— What is required —
Search the material below for the word "seguenti". Copy every line that has it.

— Data —
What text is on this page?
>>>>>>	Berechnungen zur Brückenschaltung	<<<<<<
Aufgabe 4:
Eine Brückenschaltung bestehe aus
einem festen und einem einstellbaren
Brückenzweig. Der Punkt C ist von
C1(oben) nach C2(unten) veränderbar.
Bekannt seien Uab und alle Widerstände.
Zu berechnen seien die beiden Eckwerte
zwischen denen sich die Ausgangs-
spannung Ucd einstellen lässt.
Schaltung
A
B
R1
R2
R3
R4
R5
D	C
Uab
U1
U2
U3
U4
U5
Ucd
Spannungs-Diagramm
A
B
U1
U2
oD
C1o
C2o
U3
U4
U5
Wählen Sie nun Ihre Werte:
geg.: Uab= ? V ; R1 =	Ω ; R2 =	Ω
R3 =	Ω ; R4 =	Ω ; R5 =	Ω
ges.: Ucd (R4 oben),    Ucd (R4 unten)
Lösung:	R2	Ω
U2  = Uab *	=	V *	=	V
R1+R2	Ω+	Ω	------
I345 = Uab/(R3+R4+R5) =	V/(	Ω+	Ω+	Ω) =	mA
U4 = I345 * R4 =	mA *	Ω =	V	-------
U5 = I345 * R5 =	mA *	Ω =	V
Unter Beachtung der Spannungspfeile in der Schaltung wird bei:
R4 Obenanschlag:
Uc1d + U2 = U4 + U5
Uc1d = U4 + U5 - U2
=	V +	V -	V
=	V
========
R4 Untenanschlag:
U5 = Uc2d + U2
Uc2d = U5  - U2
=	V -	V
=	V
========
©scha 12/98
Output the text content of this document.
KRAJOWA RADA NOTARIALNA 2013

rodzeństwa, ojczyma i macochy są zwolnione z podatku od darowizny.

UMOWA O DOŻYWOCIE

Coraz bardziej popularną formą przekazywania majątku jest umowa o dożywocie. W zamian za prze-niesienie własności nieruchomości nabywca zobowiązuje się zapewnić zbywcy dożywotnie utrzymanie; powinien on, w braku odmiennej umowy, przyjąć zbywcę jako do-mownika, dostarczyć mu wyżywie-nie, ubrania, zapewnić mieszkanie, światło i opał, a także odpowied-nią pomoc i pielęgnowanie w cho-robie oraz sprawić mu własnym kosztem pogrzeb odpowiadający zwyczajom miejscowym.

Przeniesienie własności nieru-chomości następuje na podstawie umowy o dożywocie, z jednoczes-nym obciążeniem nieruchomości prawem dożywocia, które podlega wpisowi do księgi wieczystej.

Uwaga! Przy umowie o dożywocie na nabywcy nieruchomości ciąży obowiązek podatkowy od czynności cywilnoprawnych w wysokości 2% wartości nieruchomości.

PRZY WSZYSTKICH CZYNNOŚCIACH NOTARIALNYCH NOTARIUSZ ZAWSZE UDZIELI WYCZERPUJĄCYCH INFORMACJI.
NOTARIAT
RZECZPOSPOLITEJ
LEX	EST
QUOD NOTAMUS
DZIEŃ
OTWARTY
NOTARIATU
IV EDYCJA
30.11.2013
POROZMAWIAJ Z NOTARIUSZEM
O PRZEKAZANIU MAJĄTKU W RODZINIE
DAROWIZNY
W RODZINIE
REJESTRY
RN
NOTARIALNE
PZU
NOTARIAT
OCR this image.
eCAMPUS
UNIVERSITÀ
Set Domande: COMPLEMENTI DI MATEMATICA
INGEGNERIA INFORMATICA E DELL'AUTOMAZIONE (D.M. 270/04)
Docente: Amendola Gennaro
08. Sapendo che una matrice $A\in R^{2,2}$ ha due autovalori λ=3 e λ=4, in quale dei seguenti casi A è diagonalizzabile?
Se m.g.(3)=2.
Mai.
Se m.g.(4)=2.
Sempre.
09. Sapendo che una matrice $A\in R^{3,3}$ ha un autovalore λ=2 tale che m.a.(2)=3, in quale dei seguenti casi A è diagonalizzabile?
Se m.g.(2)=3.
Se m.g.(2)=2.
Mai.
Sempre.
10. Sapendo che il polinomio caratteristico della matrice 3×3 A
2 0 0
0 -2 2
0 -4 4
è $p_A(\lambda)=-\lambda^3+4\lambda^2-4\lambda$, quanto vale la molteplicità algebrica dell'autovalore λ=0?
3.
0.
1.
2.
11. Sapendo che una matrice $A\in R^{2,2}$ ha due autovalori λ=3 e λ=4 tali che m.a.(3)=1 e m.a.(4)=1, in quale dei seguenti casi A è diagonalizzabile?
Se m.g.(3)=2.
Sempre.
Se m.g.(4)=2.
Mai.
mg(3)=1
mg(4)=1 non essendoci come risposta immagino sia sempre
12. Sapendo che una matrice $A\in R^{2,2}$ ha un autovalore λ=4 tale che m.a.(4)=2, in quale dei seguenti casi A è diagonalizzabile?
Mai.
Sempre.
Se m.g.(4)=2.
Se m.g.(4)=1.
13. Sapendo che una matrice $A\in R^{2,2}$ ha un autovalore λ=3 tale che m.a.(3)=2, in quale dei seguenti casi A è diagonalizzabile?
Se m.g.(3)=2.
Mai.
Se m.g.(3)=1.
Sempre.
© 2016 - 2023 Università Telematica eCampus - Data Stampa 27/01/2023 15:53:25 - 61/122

— Finished task —
08. Sapendo che una matrice $A\in R^{2,2}$ ha due autovalori λ=3 e λ=4, in quale dei seguenti casi A è diagonalizzabile?
09. Sapendo che una matrice $A\in R^{3,3}$ ha un autovalore λ=2 tale che m.a.(2)=3, in quale dei seguenti casi A è diagonalizzabile?
11. Sapendo che una matrice $A\in R^{2,2}$ ha due autovalori λ=3 e λ=4 tali che m.a.(3)=1 e m.a.(4)=1, in quale dei seguenti casi A è diagonalizzabile?
12. Sapendo che una matrice $A\in R^{2,2}$ ha un autovalore λ=4 tale che m.a.(4)=2, in quale dei seguenti casi A è diagonalizzabile?
13. Sapendo che una matrice $A\in R^{2,2}$ ha un autovalore λ=3 tale che m.a.(3)=2, in quale dei seguenti casi A è diagonalizzabile?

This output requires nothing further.